» **Task**
Set out every line of the data below as a JSON list of strings, one string per line, with blank lines omitted. Leave the pictures out of the answer.

» **Exercise inputs**
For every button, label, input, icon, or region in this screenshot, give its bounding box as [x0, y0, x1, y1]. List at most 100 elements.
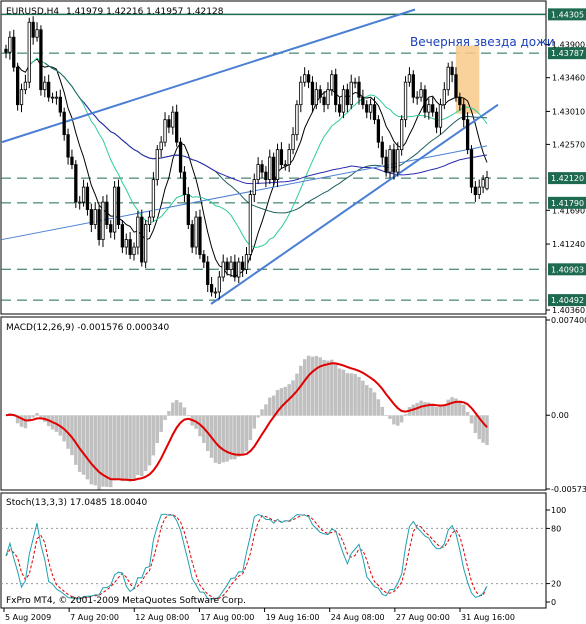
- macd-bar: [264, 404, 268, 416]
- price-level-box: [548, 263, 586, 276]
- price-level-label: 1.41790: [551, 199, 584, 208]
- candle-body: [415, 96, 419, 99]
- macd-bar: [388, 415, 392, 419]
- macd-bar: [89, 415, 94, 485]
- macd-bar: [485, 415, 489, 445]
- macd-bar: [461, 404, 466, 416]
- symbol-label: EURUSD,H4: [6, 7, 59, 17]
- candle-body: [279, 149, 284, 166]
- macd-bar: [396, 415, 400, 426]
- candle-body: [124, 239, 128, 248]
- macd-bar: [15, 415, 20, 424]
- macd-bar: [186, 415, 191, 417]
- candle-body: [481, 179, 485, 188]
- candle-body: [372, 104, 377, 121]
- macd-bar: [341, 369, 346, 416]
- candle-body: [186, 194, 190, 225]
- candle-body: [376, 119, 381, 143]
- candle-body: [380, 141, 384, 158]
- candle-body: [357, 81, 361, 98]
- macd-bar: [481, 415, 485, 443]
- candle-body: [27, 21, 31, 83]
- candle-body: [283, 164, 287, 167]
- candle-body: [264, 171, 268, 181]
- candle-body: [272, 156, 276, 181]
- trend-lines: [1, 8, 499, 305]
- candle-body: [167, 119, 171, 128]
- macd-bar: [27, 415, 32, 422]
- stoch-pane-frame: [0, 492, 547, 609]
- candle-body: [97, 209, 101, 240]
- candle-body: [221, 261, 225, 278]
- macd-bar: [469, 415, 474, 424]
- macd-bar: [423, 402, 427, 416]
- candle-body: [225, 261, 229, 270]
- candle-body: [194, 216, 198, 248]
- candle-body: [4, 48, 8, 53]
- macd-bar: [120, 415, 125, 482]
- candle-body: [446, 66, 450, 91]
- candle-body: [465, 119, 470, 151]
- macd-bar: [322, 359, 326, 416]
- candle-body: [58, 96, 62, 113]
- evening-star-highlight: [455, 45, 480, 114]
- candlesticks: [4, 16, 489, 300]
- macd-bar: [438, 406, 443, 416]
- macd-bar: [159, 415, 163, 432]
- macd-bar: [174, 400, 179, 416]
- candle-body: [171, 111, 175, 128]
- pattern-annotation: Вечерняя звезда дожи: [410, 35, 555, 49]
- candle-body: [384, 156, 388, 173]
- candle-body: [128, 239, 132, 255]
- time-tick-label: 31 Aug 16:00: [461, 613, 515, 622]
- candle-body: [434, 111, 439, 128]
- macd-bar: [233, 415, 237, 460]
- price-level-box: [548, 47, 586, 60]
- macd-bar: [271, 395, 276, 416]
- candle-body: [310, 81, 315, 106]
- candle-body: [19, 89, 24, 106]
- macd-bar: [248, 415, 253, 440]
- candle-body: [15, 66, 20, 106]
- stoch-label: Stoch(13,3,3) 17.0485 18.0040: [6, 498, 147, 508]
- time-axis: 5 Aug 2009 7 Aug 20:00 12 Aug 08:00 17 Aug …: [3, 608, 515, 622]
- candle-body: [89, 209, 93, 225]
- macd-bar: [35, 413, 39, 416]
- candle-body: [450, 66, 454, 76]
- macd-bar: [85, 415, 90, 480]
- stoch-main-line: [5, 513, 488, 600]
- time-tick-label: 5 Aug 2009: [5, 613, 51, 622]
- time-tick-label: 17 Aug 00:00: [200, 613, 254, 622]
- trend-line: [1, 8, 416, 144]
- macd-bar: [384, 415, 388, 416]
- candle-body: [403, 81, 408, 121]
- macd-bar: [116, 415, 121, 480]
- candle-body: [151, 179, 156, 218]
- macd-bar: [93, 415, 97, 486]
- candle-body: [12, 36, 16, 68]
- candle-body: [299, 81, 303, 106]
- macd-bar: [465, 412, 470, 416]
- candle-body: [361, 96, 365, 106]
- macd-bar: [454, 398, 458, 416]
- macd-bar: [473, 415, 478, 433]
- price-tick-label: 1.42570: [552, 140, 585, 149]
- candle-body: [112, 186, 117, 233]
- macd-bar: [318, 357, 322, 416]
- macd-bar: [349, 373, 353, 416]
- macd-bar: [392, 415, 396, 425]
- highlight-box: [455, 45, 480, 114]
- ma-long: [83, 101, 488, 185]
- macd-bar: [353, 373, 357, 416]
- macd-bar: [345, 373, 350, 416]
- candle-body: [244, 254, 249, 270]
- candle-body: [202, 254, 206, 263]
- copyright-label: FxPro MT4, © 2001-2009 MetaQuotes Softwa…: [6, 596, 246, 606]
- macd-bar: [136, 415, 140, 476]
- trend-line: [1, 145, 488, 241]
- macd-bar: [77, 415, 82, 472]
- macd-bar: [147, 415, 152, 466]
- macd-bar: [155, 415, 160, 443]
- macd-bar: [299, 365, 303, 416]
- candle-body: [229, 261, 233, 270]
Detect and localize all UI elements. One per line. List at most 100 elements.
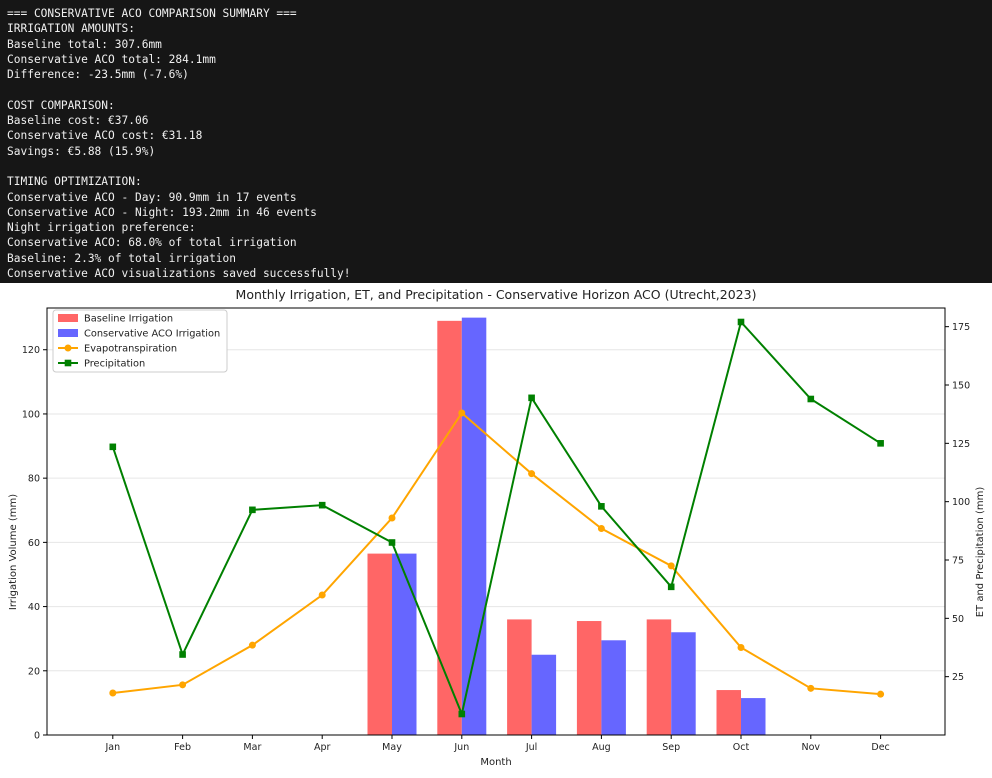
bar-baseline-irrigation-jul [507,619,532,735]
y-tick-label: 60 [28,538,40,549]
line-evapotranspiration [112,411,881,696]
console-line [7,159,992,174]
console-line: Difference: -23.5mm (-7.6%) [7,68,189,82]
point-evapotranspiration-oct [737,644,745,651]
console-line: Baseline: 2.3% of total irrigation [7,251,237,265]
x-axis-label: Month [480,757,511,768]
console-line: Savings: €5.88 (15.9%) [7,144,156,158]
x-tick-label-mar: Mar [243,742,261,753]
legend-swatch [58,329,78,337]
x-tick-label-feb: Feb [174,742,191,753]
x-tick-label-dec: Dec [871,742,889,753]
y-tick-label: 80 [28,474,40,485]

» **Task response**
[
  "For every button, label, input, icon, or region in this screenshot, give its bounding box as [x0, y0, x1, y1]. List at most 100 elements.",
  "- macd-bar: [264, 404, 268, 416]",
  "- price-level-box: [548, 263, 586, 276]",
  "- price-level-label: 1.41790: [551, 199, 584, 208]",
  "- candle-body: [415, 96, 419, 99]",
  "- macd-bar: [388, 415, 392, 419]",
  "- macd-bar: [89, 415, 94, 485]",
  "- macd-bar: [485, 415, 489, 445]",
  "- macd-bar: [461, 404, 466, 416]",
  "- symbol-label: EURUSD,H4: [6, 7, 59, 17]",
  "- candle-body: [279, 149, 284, 166]",
  "- macd-bar: [396, 415, 400, 426]",
  "- candle-body: [124, 239, 128, 248]",
  "- macd-bar: [15, 415, 20, 424]",
  "- macd-bar: [186, 415, 191, 417]",
  "- candle-body: [481, 179, 485, 188]",
  "- candle-body: [372, 104, 377, 121]",
  "- macd-bar: [341, 369, 346, 416]",
  "- candle-body: [186, 194, 190, 225]",
  "- candle-body: [376, 119, 381, 143]",
  "- candle-body: [380, 141, 384, 158]",
  "- candle-body: [357, 81, 361, 98]",
  "- macd-bar: [481, 415, 485, 443]",
  "- candle-body: [27, 21, 31, 83]",
  "- candle-body: [283, 164, 287, 167]",
  "- candle-body: [264, 171, 268, 181]",
  "- candle-body: [272, 156, 276, 181]",
  "- trend-lines: [1, 8, 499, 305]",
  "- candle-body: [167, 119, 171, 128]",
  "- macd-bar: [27, 415, 32, 422]",
  "- stoch-pane-frame: [0, 492, 547, 609]",
  "- candle-body: [97, 209, 101, 240]",
  "- candle-body: [221, 261, 225, 278]",
  "- macd-bar: [469, 415, 474, 424]",
  "- macd-bar: [423, 402, 427, 416]",
  "- candle-body: [225, 261, 229, 270]",
  "- candle-body: [194, 216, 198, 248]",
  "- candle-body: [4, 48, 8, 53]",
  "- macd-bar: [120, 415, 125, 482]",
  "- candle-body: [446, 66, 450, 91]",
  "- candle-body: [465, 119, 470, 151]",
  "- macd-bar: [322, 359, 326, 416]",
  "- candle-body: [58, 96, 62, 113]",
  "- evening-star-highlight: [455, 45, 480, 114]",
  "- candlesticks: [4, 16, 489, 300]",
  "- macd-bar: [438, 406, 443, 416]",
  "- macd-bar: [159, 415, 163, 432]",
  "- macd-bar: [174, 400, 179, 416]",
  "- candle-body: [171, 111, 175, 128]",
  "- pattern-annotation: Вечерняя звезда дожи: [410, 35, 555, 49]",
  "- candle-body: [384, 156, 388, 173]",
  "- candle-body: [128, 239, 132, 255]",
  "- time-tick-label: 31 Aug 16:00: [461, 613, 515, 622]",
  "- candle-body: [434, 111, 439, 128]",
  "- macd-bar: [233, 415, 237, 460]",
  "- price-level-box: [548, 47, 586, 60]",
  "- macd-bar: [271, 395, 276, 416]",
  "- candle-body: [310, 81, 315, 106]",
  "- candle-body: [19, 89, 24, 106]",
  "- macd-bar: [248, 415, 253, 440]",
  "- candle-body: [15, 66, 20, 106]",
  "- stoch-label: Stoch(13,3,3) 17.0485 18.0040: [6, 498, 147, 508]",
  "- time-axis: 5 Aug 2009 7 Aug 20:00 12 Aug 08:00 17 Aug …: [3, 608, 515, 622]",
  "- candle-body: [89, 209, 93, 225]",
  "- macd-bar: [35, 413, 39, 416]",
  "- candle-body: [450, 66, 454, 76]",
  "- macd-bar: [85, 415, 90, 480]",
  "- stoch-main-line: [5, 513, 488, 600]",
  "- time-tick-label: 5 Aug 2009: [5, 613, 51, 622]",
  "- time-tick-label: 17 Aug 00:00: [200, 613, 254, 622]",
  "- trend-line: [1, 8, 416, 144]",
  "- macd-bar: [384, 415, 388, 416]",
  "- candle-body: [403, 81, 408, 121]",
  "- macd-bar: [116, 415, 121, 480]",
  "- candle-body: [151, 179, 156, 218]",
  "- macd-bar: [93, 415, 97, 486]",
  "- candle-body: [12, 36, 16, 68]",
  "- candle-body: [299, 81, 303, 106]",
  "- macd-bar: [465, 412, 470, 416]",
  "- candle-body: [361, 96, 365, 106]",
  "- macd-bar: [454, 398, 458, 416]",
  "- macd-bar: [473, 415, 478, 433]",
  "- price-tick-label: 1.42570: [552, 140, 585, 149]",
  "- candle-body: [112, 186, 117, 233]",
  "- macd-bar: [318, 357, 322, 416]",
  "- macd-bar: [349, 373, 353, 416]",
  "- macd-bar: [392, 415, 396, 425]",
  "- highlight-box: [455, 45, 480, 114]",
  "- ma-long: [83, 101, 488, 185]",
  "- macd-bar: [353, 373, 357, 416]",
  "- macd-bar: [345, 373, 350, 416]",
  "- candle-body: [244, 254, 249, 270]",
  "- candle-body: [202, 254, 206, 263]",
  "- copyright-label: FxPro MT4, © 2001-2009 MetaQuotes Softwa…: [6, 596, 246, 606]",
  "- macd-bar: [136, 415, 140, 476]",
  "- trend-line: [1, 145, 488, 241]",
  "- macd-bar: [77, 415, 82, 472]",
  "- macd-bar: [147, 415, 152, 466]",
  "- macd-bar: [155, 415, 160, 443]",
  "- macd-bar: [299, 365, 303, 416]",
  "- candle-body: [229, 261, 233, 270]",
  "Detect and localize all UI elements. One per line. List at most 100 elements.",
  "bar-baseline-irrigation-jul [507,619,532,735]",
  "y-tick-label: 60 [28,538,40,549]",
  "line-evapotranspiration [112,411,881,696]",
  "console-line [7,159,992,174]",
  "console-line: Difference: -23.5mm (-7.6%) [7,68,189,82]",
  "point-evapotranspiration-oct [737,644,745,651]",
  "console-line: Baseline: 2.3% of total irrigation [7,251,237,265]",
  "x-axis-label: Month [480,757,511,768]",
  "console-line: Savings: €5.88 (15.9%) [7,144,156,158]",
  "x-tick-label-mar: Mar [243,742,261,753]",
  "legend-swatch [58,329,78,337]",
  "x-tick-label-feb: Feb [174,742,191,753]",
  "x-tick-label-dec: Dec [871,742,889,753]",
  "y-tick-label: 80 [28,474,40,485]"
]